# Direction:
Gather up the lines that contain "Matched".

[Source data]
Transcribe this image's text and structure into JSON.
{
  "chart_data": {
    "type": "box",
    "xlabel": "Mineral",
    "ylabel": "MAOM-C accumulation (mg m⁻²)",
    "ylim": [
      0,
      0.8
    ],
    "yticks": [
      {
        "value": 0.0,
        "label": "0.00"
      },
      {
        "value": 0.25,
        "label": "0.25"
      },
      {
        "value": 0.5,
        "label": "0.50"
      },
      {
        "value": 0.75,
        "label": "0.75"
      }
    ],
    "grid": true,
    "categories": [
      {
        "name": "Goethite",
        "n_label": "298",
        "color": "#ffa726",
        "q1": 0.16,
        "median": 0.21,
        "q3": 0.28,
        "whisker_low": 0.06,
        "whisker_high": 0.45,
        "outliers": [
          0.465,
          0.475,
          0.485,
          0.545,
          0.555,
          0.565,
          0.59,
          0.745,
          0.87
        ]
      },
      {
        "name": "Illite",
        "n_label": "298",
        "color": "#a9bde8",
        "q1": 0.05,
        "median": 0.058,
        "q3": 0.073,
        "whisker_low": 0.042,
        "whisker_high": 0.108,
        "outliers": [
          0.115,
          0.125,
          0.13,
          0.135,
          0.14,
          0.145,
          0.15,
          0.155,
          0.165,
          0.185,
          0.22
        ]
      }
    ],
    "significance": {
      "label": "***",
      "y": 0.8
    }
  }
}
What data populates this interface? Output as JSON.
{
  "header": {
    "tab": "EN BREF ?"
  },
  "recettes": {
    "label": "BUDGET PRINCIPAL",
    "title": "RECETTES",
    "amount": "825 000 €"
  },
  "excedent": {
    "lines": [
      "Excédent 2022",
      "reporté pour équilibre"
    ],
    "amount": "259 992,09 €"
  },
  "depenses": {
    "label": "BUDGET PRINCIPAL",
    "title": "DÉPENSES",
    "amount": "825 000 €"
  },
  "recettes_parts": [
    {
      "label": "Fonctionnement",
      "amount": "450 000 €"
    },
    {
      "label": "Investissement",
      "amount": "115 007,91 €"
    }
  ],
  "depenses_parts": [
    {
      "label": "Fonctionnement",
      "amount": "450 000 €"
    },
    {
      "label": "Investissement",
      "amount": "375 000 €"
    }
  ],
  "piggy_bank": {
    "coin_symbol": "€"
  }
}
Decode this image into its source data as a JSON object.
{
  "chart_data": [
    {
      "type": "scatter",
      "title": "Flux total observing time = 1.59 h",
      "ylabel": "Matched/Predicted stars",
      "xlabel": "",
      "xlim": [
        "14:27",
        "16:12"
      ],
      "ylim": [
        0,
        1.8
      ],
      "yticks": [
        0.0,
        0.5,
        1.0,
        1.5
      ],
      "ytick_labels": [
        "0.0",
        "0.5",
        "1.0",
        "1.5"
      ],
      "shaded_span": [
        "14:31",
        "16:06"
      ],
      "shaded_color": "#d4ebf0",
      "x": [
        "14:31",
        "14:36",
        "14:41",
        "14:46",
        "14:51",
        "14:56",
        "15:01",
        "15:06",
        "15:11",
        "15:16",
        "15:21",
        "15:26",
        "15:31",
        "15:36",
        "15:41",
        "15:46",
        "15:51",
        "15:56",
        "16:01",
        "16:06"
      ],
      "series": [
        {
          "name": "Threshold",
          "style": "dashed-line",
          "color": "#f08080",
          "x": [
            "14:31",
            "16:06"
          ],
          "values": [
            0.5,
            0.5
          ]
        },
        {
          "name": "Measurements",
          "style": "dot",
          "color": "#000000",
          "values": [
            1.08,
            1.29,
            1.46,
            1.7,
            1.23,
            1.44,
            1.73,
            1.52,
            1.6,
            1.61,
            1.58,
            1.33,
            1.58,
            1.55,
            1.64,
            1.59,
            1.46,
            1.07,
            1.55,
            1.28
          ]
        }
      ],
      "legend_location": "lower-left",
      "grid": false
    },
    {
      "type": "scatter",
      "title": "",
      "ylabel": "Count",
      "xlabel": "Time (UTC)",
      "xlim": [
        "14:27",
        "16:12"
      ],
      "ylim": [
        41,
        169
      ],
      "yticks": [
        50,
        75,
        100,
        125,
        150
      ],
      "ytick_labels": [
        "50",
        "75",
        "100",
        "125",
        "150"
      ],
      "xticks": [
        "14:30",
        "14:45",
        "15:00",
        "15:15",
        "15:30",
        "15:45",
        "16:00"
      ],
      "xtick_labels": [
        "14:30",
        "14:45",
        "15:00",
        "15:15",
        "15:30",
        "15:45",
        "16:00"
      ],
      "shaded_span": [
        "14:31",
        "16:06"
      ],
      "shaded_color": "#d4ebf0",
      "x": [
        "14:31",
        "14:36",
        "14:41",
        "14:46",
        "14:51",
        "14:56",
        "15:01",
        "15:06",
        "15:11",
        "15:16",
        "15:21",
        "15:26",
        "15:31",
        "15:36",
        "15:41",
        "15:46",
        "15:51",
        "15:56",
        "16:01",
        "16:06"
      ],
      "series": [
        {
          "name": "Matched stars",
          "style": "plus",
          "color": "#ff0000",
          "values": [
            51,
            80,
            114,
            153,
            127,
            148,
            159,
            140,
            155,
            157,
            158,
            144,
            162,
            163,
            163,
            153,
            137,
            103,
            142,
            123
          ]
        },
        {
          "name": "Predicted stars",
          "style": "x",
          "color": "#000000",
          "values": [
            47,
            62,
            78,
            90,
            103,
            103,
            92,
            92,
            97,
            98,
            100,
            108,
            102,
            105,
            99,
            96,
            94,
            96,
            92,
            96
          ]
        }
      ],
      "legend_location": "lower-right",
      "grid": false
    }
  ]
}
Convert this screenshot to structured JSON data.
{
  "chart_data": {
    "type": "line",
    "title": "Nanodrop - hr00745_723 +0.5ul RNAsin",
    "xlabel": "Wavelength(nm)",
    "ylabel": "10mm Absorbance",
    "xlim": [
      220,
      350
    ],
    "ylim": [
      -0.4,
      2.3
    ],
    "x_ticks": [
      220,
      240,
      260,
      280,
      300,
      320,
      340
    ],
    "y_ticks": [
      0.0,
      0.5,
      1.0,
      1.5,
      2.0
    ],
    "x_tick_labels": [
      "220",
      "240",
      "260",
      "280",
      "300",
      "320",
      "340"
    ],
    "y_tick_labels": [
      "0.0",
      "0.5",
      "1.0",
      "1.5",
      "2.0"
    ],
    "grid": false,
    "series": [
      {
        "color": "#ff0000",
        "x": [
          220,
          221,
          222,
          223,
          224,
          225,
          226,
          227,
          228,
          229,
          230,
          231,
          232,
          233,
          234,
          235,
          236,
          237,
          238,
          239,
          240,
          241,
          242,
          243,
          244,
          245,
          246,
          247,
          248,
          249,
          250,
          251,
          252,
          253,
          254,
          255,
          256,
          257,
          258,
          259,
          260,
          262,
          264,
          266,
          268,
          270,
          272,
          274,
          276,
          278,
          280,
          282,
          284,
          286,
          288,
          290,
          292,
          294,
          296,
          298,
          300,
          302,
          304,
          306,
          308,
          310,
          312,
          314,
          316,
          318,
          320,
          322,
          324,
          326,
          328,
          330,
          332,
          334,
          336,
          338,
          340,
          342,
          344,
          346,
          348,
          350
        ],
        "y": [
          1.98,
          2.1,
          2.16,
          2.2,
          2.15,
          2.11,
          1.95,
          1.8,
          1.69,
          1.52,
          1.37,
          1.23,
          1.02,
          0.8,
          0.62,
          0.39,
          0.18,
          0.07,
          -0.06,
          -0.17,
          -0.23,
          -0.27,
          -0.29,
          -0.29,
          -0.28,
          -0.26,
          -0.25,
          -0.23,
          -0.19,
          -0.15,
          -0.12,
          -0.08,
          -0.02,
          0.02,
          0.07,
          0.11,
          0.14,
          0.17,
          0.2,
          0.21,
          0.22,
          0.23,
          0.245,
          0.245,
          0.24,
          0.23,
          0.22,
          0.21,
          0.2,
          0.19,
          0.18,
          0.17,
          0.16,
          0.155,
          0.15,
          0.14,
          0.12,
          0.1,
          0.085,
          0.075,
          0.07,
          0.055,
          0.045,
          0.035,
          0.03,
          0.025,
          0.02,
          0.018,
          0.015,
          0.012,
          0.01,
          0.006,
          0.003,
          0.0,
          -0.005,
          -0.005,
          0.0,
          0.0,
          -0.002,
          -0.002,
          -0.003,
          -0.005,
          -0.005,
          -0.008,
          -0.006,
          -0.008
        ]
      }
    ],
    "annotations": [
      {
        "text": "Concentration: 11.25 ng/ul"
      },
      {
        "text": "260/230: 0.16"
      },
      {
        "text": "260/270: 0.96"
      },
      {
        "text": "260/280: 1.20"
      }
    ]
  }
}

# Correct response:
      "ylabel": "Matched/Predicted stars",
          "name": "Matched stars",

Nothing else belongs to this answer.